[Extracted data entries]

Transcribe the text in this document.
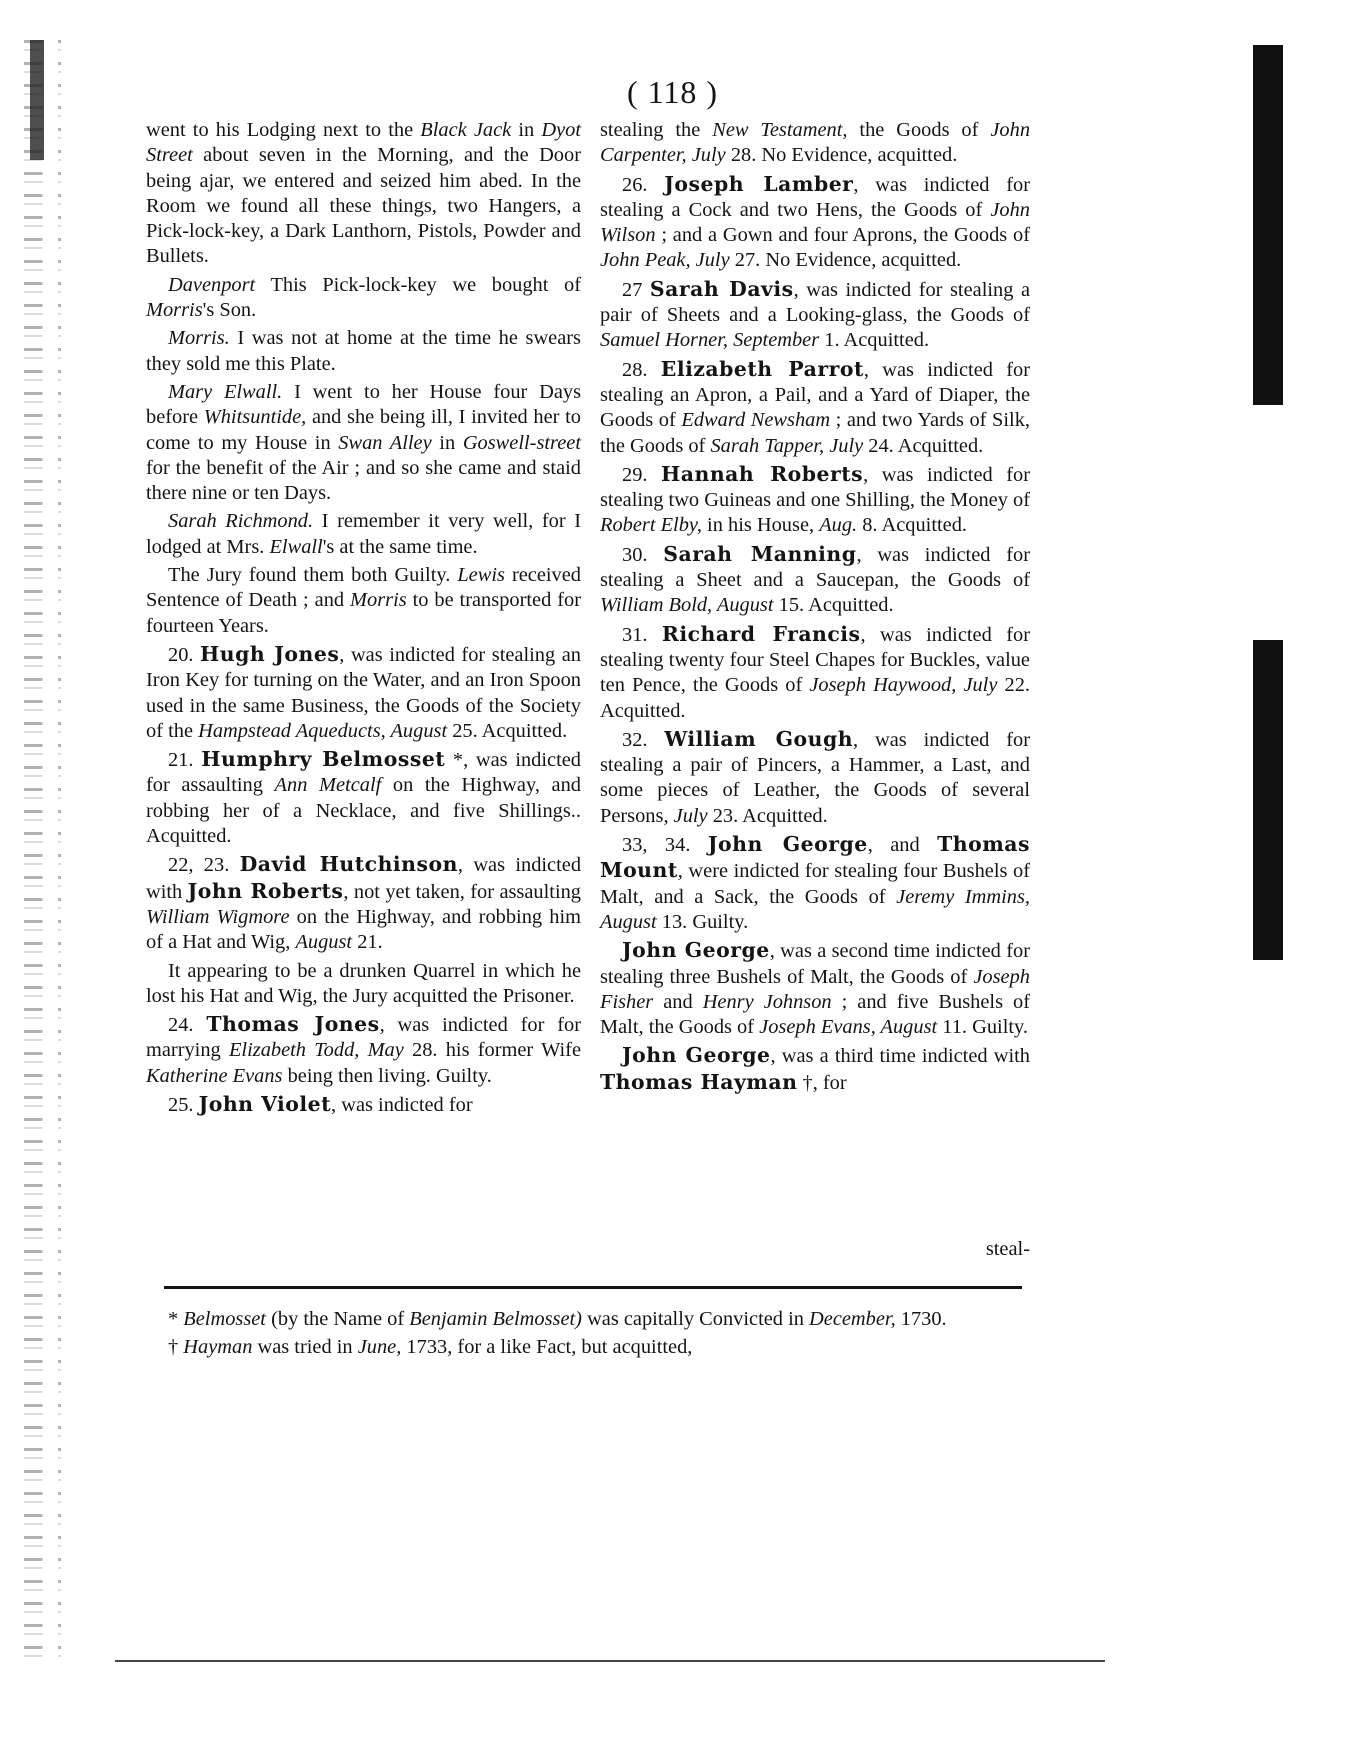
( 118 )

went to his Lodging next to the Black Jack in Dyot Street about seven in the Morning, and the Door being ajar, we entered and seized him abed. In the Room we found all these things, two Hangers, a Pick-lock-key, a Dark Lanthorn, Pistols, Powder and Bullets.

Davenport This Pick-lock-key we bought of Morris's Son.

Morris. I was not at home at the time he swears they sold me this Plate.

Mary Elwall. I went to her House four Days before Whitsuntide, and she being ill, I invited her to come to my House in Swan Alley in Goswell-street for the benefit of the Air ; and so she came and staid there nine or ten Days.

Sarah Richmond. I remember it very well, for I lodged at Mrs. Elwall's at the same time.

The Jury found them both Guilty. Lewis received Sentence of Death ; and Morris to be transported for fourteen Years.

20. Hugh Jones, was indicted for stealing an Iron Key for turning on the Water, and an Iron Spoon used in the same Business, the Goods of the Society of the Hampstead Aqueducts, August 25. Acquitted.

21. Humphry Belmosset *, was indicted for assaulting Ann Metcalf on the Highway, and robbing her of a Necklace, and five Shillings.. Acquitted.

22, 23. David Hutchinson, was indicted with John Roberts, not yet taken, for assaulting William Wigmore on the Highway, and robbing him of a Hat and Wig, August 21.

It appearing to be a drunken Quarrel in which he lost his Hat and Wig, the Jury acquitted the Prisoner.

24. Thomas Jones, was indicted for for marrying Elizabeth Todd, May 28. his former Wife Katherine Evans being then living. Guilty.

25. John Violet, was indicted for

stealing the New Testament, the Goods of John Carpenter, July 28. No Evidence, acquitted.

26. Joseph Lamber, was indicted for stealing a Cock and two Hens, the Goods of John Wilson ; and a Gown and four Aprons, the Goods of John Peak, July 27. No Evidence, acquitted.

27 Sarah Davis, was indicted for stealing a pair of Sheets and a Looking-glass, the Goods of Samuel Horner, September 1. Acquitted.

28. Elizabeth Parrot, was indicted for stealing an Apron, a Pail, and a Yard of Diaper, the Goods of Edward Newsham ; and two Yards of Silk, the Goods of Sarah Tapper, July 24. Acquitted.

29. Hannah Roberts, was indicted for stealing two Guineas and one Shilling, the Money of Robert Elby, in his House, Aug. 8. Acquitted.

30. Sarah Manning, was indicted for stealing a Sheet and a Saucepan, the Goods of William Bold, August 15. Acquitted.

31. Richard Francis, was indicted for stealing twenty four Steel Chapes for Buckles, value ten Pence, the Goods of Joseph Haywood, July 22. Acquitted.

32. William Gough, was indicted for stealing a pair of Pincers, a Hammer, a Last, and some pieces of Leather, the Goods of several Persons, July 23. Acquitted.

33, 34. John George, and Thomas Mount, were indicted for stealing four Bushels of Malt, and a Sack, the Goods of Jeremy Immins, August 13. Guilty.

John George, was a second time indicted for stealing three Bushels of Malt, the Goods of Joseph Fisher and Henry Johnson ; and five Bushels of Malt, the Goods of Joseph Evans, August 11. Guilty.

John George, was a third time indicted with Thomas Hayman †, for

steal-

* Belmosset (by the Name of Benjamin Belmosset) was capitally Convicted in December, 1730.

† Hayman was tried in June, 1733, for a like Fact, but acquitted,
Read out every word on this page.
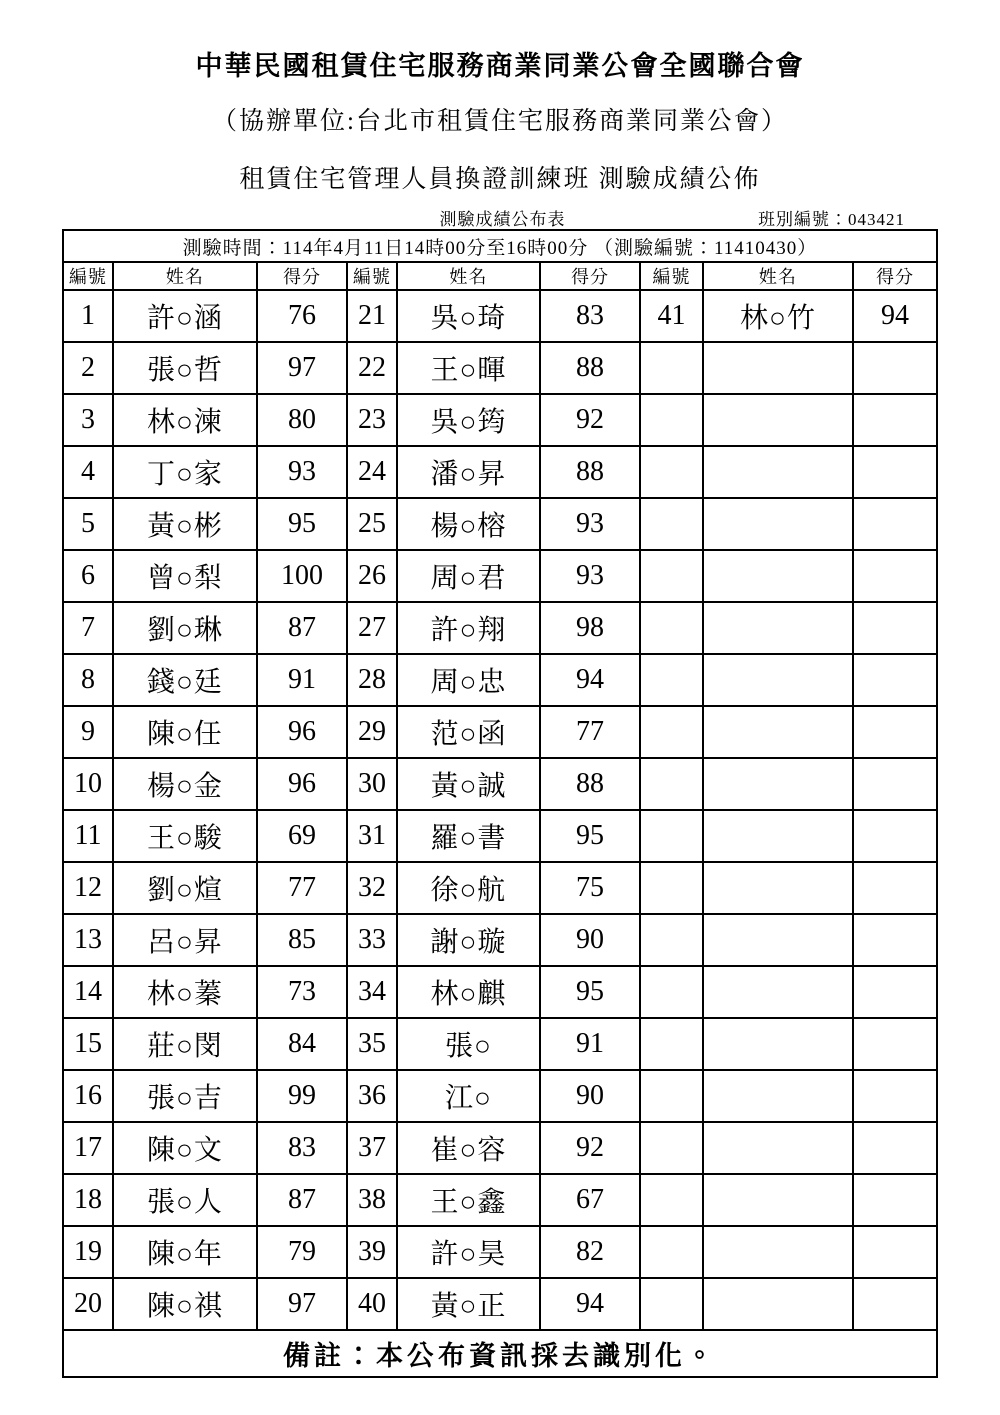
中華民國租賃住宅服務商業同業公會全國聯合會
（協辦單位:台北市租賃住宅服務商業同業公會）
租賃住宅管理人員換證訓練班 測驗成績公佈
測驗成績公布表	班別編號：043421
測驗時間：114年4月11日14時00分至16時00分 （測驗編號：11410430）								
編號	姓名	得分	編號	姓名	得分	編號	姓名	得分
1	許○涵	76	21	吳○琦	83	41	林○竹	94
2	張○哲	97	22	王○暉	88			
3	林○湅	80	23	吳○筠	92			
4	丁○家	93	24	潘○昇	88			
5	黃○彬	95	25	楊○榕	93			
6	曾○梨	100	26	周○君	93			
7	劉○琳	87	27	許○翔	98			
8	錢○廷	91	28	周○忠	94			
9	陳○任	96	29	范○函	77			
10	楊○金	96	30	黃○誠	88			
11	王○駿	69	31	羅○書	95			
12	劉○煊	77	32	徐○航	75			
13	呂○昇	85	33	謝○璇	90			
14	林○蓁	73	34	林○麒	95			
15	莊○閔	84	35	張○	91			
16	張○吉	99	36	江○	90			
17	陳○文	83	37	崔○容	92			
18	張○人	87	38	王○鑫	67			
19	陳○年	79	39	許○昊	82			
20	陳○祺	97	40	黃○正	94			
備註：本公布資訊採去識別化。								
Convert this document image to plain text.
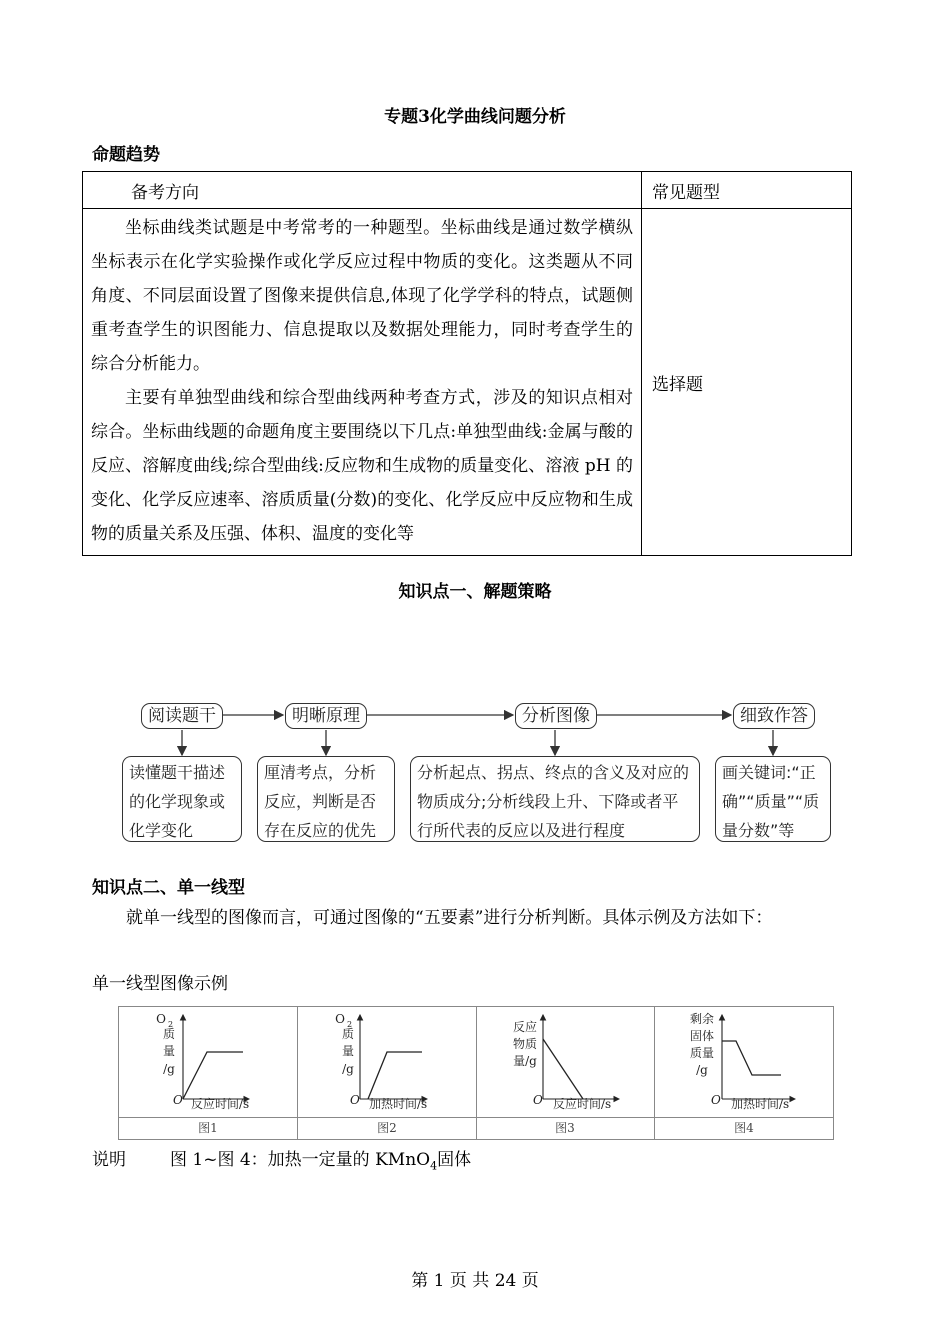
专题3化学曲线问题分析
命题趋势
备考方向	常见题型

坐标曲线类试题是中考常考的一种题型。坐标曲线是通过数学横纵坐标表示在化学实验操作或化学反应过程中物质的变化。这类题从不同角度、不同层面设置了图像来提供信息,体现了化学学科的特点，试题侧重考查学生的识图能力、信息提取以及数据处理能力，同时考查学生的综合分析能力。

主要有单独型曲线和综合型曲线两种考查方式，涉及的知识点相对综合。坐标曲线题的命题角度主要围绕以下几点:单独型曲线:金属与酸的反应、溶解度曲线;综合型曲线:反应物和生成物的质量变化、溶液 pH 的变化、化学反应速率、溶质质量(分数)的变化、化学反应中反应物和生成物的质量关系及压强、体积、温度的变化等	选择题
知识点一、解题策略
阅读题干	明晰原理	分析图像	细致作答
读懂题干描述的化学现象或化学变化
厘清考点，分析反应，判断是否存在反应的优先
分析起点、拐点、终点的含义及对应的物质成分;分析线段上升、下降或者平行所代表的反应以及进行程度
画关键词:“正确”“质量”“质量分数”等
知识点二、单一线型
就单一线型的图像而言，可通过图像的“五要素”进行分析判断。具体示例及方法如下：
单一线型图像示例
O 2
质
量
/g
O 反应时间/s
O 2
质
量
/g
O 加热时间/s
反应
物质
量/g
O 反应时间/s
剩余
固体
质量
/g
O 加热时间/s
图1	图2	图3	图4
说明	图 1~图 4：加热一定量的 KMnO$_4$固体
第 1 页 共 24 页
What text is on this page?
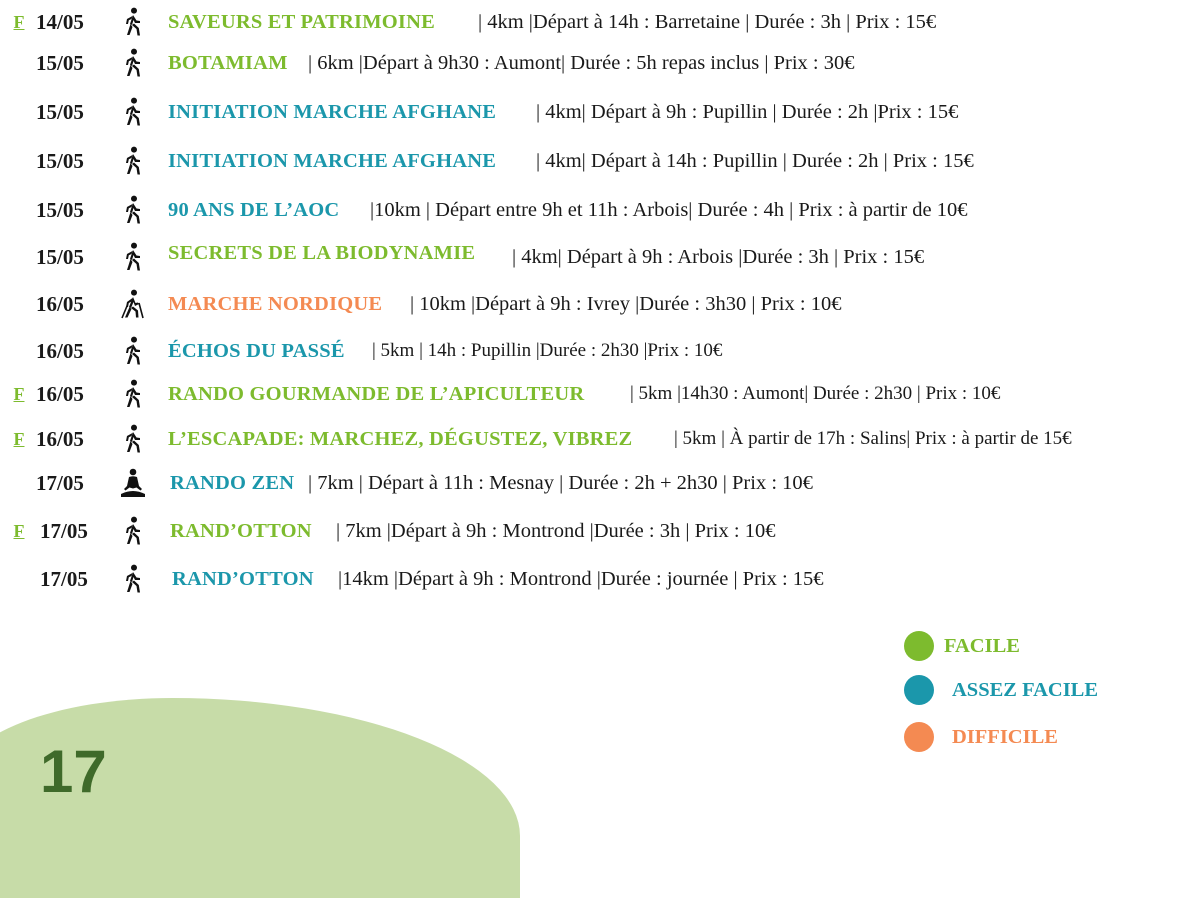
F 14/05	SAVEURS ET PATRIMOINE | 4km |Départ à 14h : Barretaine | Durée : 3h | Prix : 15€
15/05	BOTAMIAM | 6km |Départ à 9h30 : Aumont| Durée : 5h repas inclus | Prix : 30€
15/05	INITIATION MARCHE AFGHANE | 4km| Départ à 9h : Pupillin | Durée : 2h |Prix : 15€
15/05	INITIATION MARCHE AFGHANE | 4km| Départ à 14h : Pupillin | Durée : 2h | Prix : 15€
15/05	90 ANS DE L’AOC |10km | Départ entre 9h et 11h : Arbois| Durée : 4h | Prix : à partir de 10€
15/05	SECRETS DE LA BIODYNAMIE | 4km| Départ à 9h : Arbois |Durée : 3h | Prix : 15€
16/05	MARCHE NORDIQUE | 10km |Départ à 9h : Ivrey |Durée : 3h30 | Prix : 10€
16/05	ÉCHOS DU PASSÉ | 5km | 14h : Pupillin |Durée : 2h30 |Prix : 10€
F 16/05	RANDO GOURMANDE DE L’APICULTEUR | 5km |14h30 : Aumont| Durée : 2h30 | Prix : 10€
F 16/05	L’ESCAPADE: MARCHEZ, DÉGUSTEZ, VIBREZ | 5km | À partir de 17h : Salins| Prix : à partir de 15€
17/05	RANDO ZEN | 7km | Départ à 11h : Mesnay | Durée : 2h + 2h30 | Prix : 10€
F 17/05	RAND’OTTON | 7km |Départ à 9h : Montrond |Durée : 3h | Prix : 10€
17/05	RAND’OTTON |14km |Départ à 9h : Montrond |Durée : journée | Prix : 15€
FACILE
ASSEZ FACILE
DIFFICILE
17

> **Task prompt**: Find the word "Evidence" in the records and pull out each line that has it.

> **Expected answer**:
stealing the New Testament, the Goods of John Carpenter, July 28. No Evidence, acquitted.
26. Joseph Lamber, was indicted for stealing a Cock and two Hens, the Goods of John Wilson ; and a Gown and four Aprons, the Goods of John Peak, July 27. No Evidence, acquitted.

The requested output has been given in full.